(Dataset records)
--- Start ---

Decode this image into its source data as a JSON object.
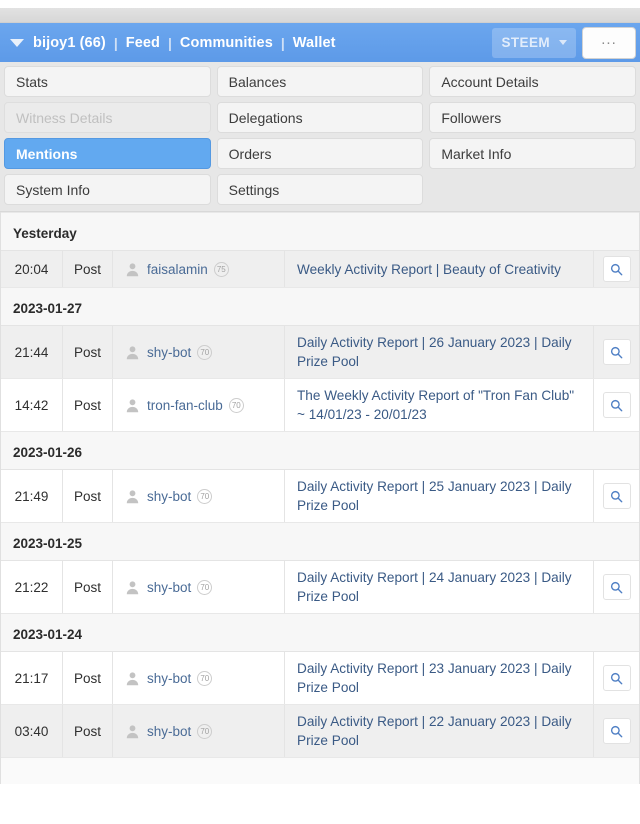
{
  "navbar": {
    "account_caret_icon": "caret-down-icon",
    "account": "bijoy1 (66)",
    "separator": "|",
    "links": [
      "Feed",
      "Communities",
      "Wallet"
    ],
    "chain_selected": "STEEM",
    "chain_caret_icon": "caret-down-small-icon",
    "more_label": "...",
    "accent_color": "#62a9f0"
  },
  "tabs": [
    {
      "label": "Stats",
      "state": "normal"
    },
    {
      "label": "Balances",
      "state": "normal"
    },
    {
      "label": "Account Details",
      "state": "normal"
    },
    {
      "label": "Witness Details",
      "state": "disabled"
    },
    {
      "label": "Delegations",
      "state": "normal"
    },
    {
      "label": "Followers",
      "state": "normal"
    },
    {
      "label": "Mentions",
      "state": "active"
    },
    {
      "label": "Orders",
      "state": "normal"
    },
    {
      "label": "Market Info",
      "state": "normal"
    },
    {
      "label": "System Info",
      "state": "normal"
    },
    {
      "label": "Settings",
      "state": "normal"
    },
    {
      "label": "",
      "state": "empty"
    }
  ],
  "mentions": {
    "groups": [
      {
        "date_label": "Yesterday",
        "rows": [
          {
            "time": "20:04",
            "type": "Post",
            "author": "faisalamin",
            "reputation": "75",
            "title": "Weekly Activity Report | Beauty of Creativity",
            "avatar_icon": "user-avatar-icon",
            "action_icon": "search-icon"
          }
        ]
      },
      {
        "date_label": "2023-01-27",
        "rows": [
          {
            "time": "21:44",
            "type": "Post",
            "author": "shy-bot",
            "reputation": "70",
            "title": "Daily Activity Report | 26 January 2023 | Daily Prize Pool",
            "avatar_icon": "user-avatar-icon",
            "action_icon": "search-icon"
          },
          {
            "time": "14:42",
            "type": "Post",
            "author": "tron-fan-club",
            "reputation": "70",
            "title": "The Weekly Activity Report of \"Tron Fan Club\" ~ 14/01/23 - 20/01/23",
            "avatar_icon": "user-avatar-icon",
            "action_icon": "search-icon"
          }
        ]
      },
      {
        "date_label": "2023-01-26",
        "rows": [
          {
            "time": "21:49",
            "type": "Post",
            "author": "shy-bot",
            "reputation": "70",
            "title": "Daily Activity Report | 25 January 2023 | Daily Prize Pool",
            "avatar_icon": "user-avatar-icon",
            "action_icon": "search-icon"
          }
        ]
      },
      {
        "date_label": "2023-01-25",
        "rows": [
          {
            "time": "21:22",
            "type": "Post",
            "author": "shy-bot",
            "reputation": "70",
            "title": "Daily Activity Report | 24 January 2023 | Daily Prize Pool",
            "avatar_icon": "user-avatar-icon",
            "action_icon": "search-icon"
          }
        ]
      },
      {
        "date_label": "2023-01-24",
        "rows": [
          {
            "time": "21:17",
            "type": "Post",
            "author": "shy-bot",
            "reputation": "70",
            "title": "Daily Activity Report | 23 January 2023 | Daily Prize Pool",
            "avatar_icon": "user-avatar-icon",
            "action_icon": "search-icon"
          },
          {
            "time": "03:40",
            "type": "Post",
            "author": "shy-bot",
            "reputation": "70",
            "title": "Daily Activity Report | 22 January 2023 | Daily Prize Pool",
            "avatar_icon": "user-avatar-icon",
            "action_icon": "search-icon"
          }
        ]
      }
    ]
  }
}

--- End ---

Exercise:
Select the lines in this material that hold the word "time", leaving none out.

Completed exercise:
            "time": "20:04",
            "time": "21:44",
            "time": "14:42",
            "time": "21:49",
            "time": "21:22",
            "time": "21:17",
            "time": "03:40",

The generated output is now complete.